* EXERCISE DESCRIPTION
Each line of the data that includes the string "amount" is to be copied out.
--- Start DATA SECTION ---
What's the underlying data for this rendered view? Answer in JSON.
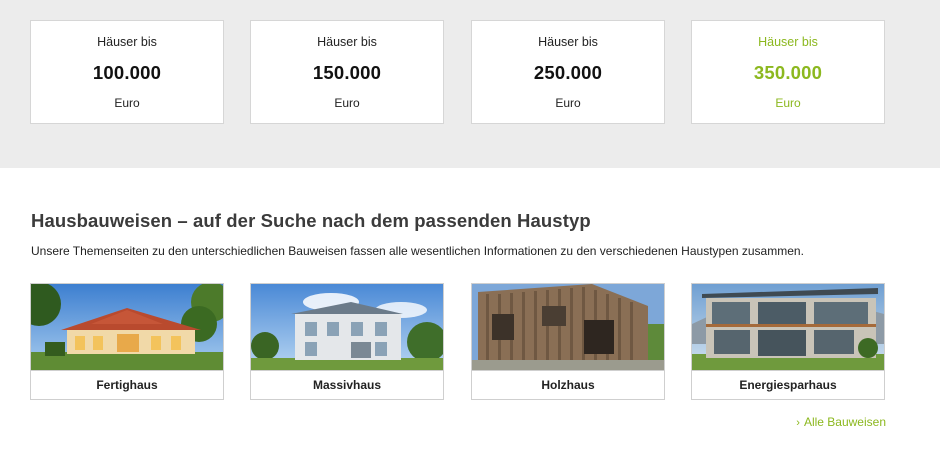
{
  "prices": [
    {
      "prefix": "Häuser bis",
      "amount": "100.000",
      "unit": "Euro"
    },
    {
      "prefix": "Häuser bis",
      "amount": "150.000",
      "unit": "Euro"
    },
    {
      "prefix": "Häuser bis",
      "amount": "250.000",
      "unit": "Euro"
    },
    {
      "prefix": "Häuser bis",
      "amount": "350.000",
      "unit": "Euro"
    }
  ],
  "section": {
    "title": "Hausbauweisen – auf der Suche nach dem passenden Haustyp",
    "description": "Unsere Themenseiten zu den unterschiedlichen Bauweisen fassen alle wesentlichen Informationen zu den verschiedenen Haustypen zusammen."
  },
  "types": [
    {
      "label": "Fertighaus"
    },
    {
      "label": "Massivhaus"
    },
    {
      "label": "Holzhaus"
    },
    {
      "label": "Energiesparhaus"
    }
  ],
  "all_link": {
    "label": "Alle Bauweisen",
    "icon": "chevron-right-icon"
  },
  "colors": {
    "accent": "#8cb81f",
    "band": "#ececec"
  }
}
--- End DATA SECTION ---
* SOLUTION FOR THIS PROBLEM
      "amount": "100.000",
      "amount": "150.000",
      "amount": "250.000",
      "amount": "350.000",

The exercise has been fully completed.